LISTING:
--------------------------------

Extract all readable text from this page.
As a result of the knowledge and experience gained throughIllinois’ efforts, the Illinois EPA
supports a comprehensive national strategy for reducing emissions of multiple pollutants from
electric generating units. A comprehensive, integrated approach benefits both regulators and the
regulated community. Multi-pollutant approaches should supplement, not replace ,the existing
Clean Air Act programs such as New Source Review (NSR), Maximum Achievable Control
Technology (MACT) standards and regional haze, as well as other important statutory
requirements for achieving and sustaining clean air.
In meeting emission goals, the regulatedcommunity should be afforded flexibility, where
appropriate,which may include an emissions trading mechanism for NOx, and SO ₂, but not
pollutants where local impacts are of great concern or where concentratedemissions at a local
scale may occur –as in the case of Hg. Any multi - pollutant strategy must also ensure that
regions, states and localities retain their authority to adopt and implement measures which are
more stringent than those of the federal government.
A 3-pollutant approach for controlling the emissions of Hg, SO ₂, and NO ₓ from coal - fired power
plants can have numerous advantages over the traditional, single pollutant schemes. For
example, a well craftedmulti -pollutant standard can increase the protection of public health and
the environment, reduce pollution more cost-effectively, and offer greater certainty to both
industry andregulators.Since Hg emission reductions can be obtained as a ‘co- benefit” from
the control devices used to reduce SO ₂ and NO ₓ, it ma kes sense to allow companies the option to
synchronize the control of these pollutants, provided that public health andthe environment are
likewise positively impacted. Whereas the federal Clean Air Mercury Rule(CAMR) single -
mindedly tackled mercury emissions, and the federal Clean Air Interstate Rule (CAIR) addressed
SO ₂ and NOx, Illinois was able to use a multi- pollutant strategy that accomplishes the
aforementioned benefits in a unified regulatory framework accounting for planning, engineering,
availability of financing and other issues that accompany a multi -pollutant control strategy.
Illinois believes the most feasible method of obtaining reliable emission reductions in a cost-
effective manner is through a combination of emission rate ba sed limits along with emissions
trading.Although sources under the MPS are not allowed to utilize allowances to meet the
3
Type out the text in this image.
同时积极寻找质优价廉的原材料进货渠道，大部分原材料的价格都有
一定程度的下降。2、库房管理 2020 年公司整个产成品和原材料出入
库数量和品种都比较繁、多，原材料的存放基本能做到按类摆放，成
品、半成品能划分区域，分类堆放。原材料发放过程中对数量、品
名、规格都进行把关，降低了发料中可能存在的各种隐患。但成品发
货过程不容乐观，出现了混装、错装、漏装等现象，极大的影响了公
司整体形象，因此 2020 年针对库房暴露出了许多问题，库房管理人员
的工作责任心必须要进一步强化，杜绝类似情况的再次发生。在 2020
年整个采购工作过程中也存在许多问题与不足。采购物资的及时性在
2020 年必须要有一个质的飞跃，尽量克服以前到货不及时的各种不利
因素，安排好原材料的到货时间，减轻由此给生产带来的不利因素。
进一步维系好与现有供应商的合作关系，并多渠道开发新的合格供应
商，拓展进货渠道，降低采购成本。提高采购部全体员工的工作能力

--------------------------------

STATED PROBLEM: Your task is to retype all the records above with nothing left out.

CORRECT ANSWER:
Extract all readable text from this page.
As a result of the knowledge and experience gained throughIllinois’ efforts, the Illinois EPA
supports a comprehensive national strategy for reducing emissions of multiple pollutants from
electric generating units. A comprehensive, integrated approach benefits both regulators and the
regulated community. Multi-pollutant approaches should supplement, not replace ,the existing
Clean Air Act programs such as New Source Review (NSR), Maximum Achievable Control
Technology (MACT) standards and regional haze, as well as other important statutory
requirements for achieving and sustaining clean air.
In meeting emission goals, the regulatedcommunity should be afforded flexibility, where
appropriate,which may include an emissions trading mechanism for NOx, and SO ₂, but not
pollutants where local impacts are of great concern or where concentratedemissions at a local
scale may occur –as in the case of Hg. Any multi - pollutant strategy must also ensure that
regions, states and localities retain their authority to adopt and implement measures which are
more stringent than those of the federal government.
A 3-pollutant approach for controlling the emissions of Hg, SO ₂, and NO ₓ from coal - fired power
plants can have numerous advantages over the traditional, single pollutant schemes. For
example, a well craftedmulti -pollutant standard can increase the protection of public health and
the environment, reduce pollution more cost-effectively, and offer greater certainty to both
industry andregulators.Since Hg emission reductions can be obtained as a ‘co- benefit” from
the control devices used to reduce SO ₂ and NO ₓ, it ma kes sense to allow companies the option to
synchronize the control of these pollutants, provided that public health andthe environment are
likewise positively impacted. Whereas the federal Clean Air Mercury Rule(CAMR) single -
mindedly tackled mercury emissions, and the federal Clean Air Interstate Rule (CAIR) addressed
SO ₂ and NOx, Illinois was able to use a multi- pollutant strategy that accomplishes the
aforementioned benefits in a unified regulatory framework accounting for planning, engineering,
availability of financing and other issues that accompany a multi -pollutant control strategy.
Illinois believes the most feasible method of obtaining reliable emission reductions in a cost-
effective manner is through a combination of emission rate ba sed limits along with emissions
trading.Although sources under the MPS are not allowed to utilize allowances to meet the
3
Type out the text in this image.
同时积极寻找质优价廉的原材料进货渠道，大部分原材料的价格都有
一定程度的下降。2、库房管理 2020 年公司整个产成品和原材料出入
库数量和品种都比较繁、多，原材料的存放基本能做到按类摆放，成
品、半成品能划分区域，分类堆放。原材料发放过程中对数量、品
名、规格都进行把关，降低了发料中可能存在的各种隐患。但成品发
货过程不容乐观，出现了混装、错装、漏装等现象，极大的影响了公
司整体形象，因此 2020 年针对库房暴露出了许多问题，库房管理人员
的工作责任心必须要进一步强化，杜绝类似情况的再次发生。在 2020
年整个采购工作过程中也存在许多问题与不足。采购物资的及时性在
2020 年必须要有一个质的飞跃，尽量克服以前到货不及时的各种不利
因素，安排好原材料的到货时间，减轻由此给生产带来的不利因素。
进一步维系好与现有供应商的合作关系，并多渠道开发新的合格供应
商，拓展进货渠道，降低采购成本。提高采购部全体员工的工作能力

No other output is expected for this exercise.